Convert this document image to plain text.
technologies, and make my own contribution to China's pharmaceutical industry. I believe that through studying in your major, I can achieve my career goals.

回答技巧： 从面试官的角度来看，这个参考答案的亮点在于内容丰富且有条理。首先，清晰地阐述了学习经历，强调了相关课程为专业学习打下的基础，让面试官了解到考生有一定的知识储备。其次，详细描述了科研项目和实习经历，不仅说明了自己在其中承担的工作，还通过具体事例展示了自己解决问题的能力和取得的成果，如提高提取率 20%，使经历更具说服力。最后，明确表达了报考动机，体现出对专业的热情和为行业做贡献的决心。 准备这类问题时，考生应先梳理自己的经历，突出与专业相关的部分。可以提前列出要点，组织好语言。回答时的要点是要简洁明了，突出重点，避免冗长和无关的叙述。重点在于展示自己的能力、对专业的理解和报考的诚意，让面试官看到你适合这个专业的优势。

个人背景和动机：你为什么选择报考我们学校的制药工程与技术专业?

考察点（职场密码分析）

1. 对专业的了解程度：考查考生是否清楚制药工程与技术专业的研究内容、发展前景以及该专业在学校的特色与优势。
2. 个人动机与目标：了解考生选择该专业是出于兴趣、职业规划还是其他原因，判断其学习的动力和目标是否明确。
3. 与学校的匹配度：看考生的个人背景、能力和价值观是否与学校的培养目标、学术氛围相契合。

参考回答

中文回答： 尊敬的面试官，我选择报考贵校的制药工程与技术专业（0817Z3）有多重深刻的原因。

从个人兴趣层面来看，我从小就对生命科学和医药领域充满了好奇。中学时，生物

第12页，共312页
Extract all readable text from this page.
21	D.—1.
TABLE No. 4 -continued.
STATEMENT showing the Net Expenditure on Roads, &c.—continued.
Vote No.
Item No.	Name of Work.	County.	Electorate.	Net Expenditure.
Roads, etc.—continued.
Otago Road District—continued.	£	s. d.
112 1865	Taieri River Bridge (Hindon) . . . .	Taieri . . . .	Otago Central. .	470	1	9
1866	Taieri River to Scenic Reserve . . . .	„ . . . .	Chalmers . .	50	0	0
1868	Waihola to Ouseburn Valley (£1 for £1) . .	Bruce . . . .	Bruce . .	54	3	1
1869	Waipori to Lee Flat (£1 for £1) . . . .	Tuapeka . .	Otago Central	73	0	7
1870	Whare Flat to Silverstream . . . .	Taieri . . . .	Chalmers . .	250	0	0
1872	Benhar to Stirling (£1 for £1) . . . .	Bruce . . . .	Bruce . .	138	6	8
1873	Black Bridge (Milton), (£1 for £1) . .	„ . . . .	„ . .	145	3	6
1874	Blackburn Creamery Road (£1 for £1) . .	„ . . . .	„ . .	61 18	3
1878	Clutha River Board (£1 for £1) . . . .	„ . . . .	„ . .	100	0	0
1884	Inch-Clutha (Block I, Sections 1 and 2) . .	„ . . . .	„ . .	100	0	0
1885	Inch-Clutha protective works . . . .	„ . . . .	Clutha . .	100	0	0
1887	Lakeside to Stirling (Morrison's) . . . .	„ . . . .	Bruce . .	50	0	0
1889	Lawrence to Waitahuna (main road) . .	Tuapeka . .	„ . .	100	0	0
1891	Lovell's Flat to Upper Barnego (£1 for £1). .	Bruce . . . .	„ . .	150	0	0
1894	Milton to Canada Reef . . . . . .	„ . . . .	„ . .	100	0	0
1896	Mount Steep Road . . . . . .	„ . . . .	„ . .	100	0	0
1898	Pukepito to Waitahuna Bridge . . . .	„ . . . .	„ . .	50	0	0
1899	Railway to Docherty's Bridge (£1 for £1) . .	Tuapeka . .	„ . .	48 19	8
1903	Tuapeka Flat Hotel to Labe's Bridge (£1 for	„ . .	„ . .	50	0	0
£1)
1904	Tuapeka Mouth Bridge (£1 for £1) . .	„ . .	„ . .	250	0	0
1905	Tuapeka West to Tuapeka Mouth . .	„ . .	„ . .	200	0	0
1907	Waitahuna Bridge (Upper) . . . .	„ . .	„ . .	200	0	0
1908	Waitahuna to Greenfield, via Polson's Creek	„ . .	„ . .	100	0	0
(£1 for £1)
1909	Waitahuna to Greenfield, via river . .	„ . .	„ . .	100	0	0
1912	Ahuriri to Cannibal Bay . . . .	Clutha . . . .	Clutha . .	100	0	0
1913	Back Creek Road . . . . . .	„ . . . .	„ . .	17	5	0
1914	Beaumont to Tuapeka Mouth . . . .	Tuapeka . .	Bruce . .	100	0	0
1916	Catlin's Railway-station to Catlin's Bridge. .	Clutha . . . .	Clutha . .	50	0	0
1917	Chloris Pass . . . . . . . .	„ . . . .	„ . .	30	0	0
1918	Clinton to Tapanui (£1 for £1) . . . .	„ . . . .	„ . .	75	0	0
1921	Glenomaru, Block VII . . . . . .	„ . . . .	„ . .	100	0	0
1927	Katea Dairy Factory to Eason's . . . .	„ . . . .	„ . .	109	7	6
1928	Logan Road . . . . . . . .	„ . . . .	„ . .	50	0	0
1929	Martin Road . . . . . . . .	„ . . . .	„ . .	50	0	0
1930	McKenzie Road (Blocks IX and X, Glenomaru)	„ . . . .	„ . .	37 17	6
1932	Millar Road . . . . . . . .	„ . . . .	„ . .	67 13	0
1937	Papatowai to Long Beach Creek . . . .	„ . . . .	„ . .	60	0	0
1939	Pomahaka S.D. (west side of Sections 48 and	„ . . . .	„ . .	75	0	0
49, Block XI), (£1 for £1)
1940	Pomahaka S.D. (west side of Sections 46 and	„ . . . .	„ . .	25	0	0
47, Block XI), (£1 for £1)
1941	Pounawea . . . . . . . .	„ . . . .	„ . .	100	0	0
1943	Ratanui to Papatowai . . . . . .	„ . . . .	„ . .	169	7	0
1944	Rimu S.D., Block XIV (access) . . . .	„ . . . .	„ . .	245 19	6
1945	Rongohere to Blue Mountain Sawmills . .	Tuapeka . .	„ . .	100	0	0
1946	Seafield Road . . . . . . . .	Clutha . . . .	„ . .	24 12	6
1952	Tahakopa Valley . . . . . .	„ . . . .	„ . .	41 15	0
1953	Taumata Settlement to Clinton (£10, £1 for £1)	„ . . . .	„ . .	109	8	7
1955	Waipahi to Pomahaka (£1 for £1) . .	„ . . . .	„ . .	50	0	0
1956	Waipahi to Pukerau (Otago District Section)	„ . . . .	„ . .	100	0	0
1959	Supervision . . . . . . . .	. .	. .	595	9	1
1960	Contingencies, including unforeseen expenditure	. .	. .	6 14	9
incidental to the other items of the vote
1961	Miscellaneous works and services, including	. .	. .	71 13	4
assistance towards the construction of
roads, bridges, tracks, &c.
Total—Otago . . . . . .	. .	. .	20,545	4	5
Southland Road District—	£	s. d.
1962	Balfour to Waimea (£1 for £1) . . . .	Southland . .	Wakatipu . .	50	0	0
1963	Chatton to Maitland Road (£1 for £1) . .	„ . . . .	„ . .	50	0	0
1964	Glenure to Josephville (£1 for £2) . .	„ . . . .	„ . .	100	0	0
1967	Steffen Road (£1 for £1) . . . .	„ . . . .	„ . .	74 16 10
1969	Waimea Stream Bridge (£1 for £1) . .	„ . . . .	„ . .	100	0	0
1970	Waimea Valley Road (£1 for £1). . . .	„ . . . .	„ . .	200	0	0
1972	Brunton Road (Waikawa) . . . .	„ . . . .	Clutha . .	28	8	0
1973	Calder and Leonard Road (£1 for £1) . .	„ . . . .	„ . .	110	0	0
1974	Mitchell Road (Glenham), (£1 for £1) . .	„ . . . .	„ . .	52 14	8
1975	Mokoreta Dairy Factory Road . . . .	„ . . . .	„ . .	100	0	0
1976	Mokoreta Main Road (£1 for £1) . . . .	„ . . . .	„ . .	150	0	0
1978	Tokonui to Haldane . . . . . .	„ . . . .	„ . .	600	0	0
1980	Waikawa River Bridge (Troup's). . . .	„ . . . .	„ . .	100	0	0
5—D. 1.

## STATED TASK
Go through the data and count each line that has the word "Milton", then give the total alone.

## RESULT
2